Given request: Answer with one number: the count of lines in this material that hold the word "grupa".

Records provided:
☆ ☆ ☆ ☆
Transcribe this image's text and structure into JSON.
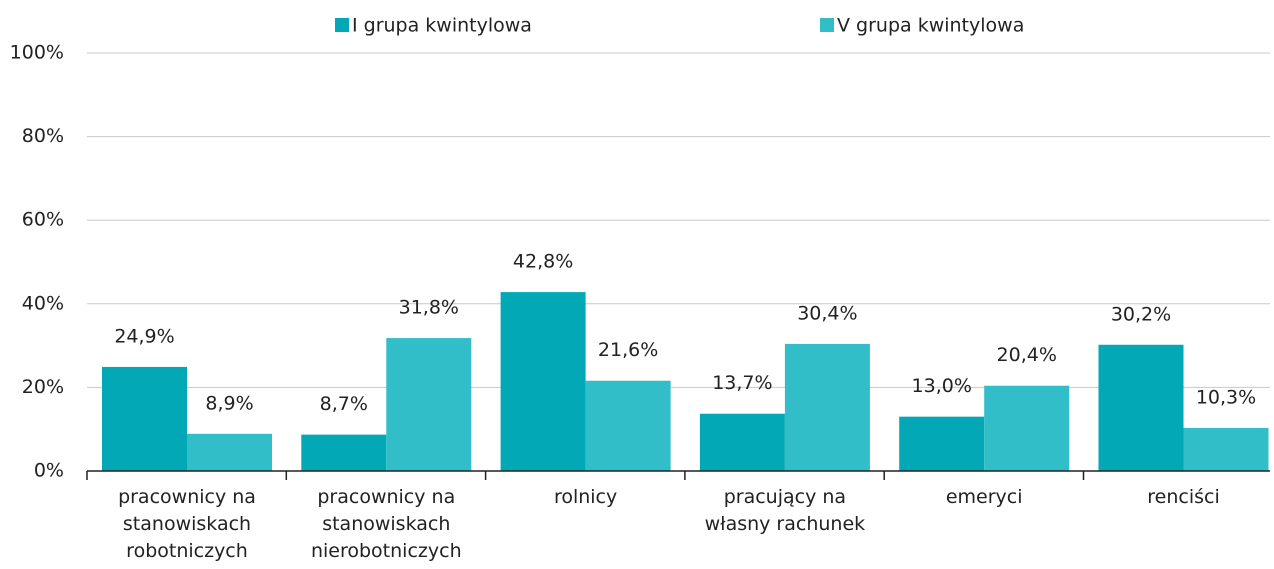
{
  "chart_data": {
    "type": "bar",
    "categories": [
      "pracownicy na stanowiskach robotniczych",
      "pracownicy na stanowiskach nierobotniczych",
      "rolnicy",
      "pracujący na własny rachunek",
      "emeryci",
      "renciści"
    ],
    "series": [
      {
        "name": "I grupa kwintylowa",
        "color": "#03a8b6",
        "values": [
          24.9,
          8.7,
          42.8,
          13.7,
          13.0,
          30.2
        ],
        "value_labels": [
          "24,9%",
          "8,7%",
          "42,8%",
          "13,7%",
          "13,0%",
          "30,2%"
        ]
      },
      {
        "name": "V grupa kwintylowa",
        "color": "#31bec9",
        "values": [
          8.9,
          31.8,
          21.6,
          30.4,
          20.4,
          10.3
        ],
        "value_labels": [
          "8,9%",
          "31,8%",
          "21,6%",
          "30,4%",
          "20,4%",
          "10,3%"
        ]
      }
    ],
    "ylim": [
      0,
      100
    ],
    "yticks": [
      {
        "value": 0,
        "label": "0%"
      },
      {
        "value": 20,
        "label": "20%"
      },
      {
        "value": 40,
        "label": "40%"
      },
      {
        "value": 60,
        "label": "60%"
      },
      {
        "value": 80,
        "label": "80%"
      },
      {
        "value": 100,
        "label": "100%"
      }
    ],
    "grid": true,
    "legend": "top"
  }
}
☆ ☆ ☆ ☆
Exercise result: 2